_Cosa fare:_ Riprendi l'articolo su Santo Domingo come paradiso fiscale e scrivine il seguito partendo dopo l'ultima frase.

_Testo fornito:_
Il paradiso fiscale abitato da diavoli

Tanto è povera e miserabile Haiti, colpita adesso pure dal colera, dopo il terribile terremoto di un anno fa, tanto è ricca Santo Domingo, la repubblica che occupa 2/3 dell'ex colonia ispano-francese, l'isola caraibica di Hispaniola.

Meta di turismo d'élite e di vantagiosi pacchetti viaggi-vacanze, offerti da tutte le agenzie turistiche presenti sul nostro territorio nazionale, come se si trovasse su un altro continente rispetto ad Haiti, la Repubblica Dominicana, meglio conosciuta come Santo Domingo, la seconda economia dell'intera regione dei Caraibi e dell'America Centrale, è un paradiso fiscale che, all'ombra delle palme delle sue pubblicizzatissime spiagge bianche, ospita le sedi di società offshore ed i conti bancari di una significativa parte dei grandi evasori fiscali del pianeta, e non solo...

Lo staterello caraibico è infatti, dagli anni '70, una delle terre promesse di politici, vip e grand commis, di faccendieri di tutte le risme e signori della finanza senza scrupoli, ex dittatori ed oligarchi, trafficanti di armi e di esseri umani, agenti segreti in pensione, truffatori e pataccari, che si dedicano al riposo ed alle belle ragazze, godendosi i soldi e discutendo occasionalmente di affari con narcotrafficanti, latitanti del gotha delle mafie internazionali e svaligiatori professionisti di banche, tra ristoranti di lusso, notti folli nei night-club e una puntatina nei casinò dell'isola. 

"Basta con le tasse! Non se ne può più!"

Aprire un conto a Santo Domingo, se avete i soldi ovviamente, e se il vostro "lavoro" vi mette in grado di poter evadere le tasse, è facilissimo, basta fare clic su uno dei siti delle società che hanno sede a Panama o nelle isole caraibiche, come ad esempio quello della O.P.M. Corporation, società il cui deus ex machina è il dr. Giovanni Caporaso, dello studio legale Caporaso & Partners, ed un abbronzatissimo signore vi accoglierà in un video, spiegandovi come portare i capitali all'estero, evadendo legalmente il fisco si intende.

_Dati forniti:_
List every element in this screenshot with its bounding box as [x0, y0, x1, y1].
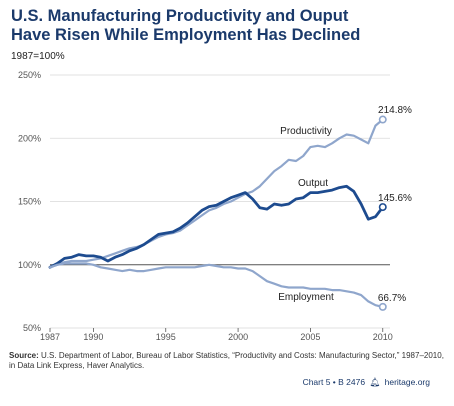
- x-tick-label: 2005: [300, 332, 320, 342]
- liberty-bell-icon: 🔔︎: [369, 377, 381, 387]
- footer-chart-id: Chart 5 • B 2476: [302, 377, 366, 387]
- series-lines: [48, 115, 387, 311]
- chart-title: U.S. Manufacturing Productivity and Oupu…: [11, 7, 441, 45]
- chart-title-line-1: U.S. Manufacturing Productivity and Oupu…: [11, 7, 349, 25]
- output-line: [48, 184, 385, 269]
- productivity-series-label: Productivity: [280, 126, 332, 137]
- y-tick-label: 50%: [23, 323, 41, 333]
- y-tick-label: 150%: [18, 197, 41, 207]
- grid: [50, 74, 390, 329]
- x-tick-label: 2000: [228, 332, 248, 342]
- y-tick-label: 200%: [18, 133, 41, 143]
- chart-subtitle: 1987=100%: [11, 51, 65, 62]
- employment-series-label: Employment: [278, 292, 334, 303]
- x-tick-label: 1990: [83, 332, 103, 342]
- productivity-end-marker: [378, 115, 387, 124]
- productivity-line: [48, 118, 384, 269]
- source-label: Source:: [9, 351, 39, 360]
- source-text: U.S. Department of Labor, Bureau of Labo…: [9, 351, 444, 370]
- chart-title-line-2: Have Risen While Employment Has Declined: [11, 26, 361, 44]
- x-tick-label: 1987: [40, 332, 60, 342]
- series-labels: Productivity 214.8% Output 145.6% Employment…: [278, 105, 412, 304]
- x-tick-label: 2010: [373, 332, 393, 342]
- x-tick-label: 1995: [156, 332, 176, 342]
- employment-end-marker: [378, 302, 387, 311]
- productivity-end-value-label: 214.8%: [378, 105, 412, 116]
- axis-ticks: 50% 100% 150% 200% 250% 1987 1990 1995 2000 2005 2…: [18, 70, 393, 342]
- output-end-marker: [378, 203, 387, 212]
- output-end-value-label: 145.6%: [378, 193, 412, 204]
- footer-site: heritage.org: [384, 377, 430, 387]
- employment-end-value-label: 66.7%: [378, 293, 406, 304]
- output-series-label: Output: [298, 178, 328, 189]
- y-tick-label: 100%: [18, 260, 41, 270]
- footer-credit: Chart 5 • B 2476 🔔︎ heritage.org: [303, 377, 430, 388]
- employment-line: [48, 262, 384, 308]
- y-tick-label: 250%: [18, 70, 41, 80]
- source-note: Source: U.S. Department of Labor, Bureau…: [9, 351, 445, 371]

_Soluzione proposta:_
Garantisce Giovanni Caporaso, che risiede da 20 anni a Panama, ed è considerato il vero guru italiano dell'offshore, è anche il Segretario Generale della Associazione degli Investitori e Residenti Stranieri in Repubblica Dominicana (AIRE), presso l'ambasciata italiana di Santo Domingo, nella cui compentenza rientrano anche Haiti, Antigua e Barbuda, St. Cristopher Nevis e la Giamaica.

Certo, ci sarebbe da chiedersi come faccia un italiano che vive nei Caraibi a non accorgersi che tipo di capitali vengono investiti nelle sue finanziarie. A dare una risposta a questo dilemma è lo stesso Caporaso, in una intervista pubblicata sul sito della OPM infatti ci spiega che la sua coscienza è a posto in merito al rischio che i conti offshore vengano usati come canale per il riciclaggio, anzi, "Le banche offshore sono chiuse, vogliono sapere il cliente chi è e da dove viene. Ma se a Palermo c’è la mafia le banche non possono certo discriminare tutti i palermitani". 

Chiaro? Basterebbe non essere evidentemente mafiosi, o non esserlo ancora... e perdersi nell'oceano della finanza planetaria. Quella immensa massa anonima di "denaro caldo" che si muove virtualmente sui mercati finanziari del pianeta, in cerca di un valore effimero le cui rendite più alte sono garantite proprio dalle piazze finanziarie dove più alte solo le turbolenze, perché minori sono i controlli e le regole, e che quando colpisce, come una "perfect storm", lascia solo rovine dietro di sè, impoverendo intere economie "reali".

Refugium peccatorum

Se esiste davvero un centro dell'inferno assomiglia ad un paradiso tropicale, pieno di fanstasmi e di diavoli. Bisogna stare attenti quando si scatta una foto a Santo Domingo, soprattutto a chi si rischia di inquadrare nell'obiettivo. Magari ne esce fuori un ritratto dell'Italia di oggi.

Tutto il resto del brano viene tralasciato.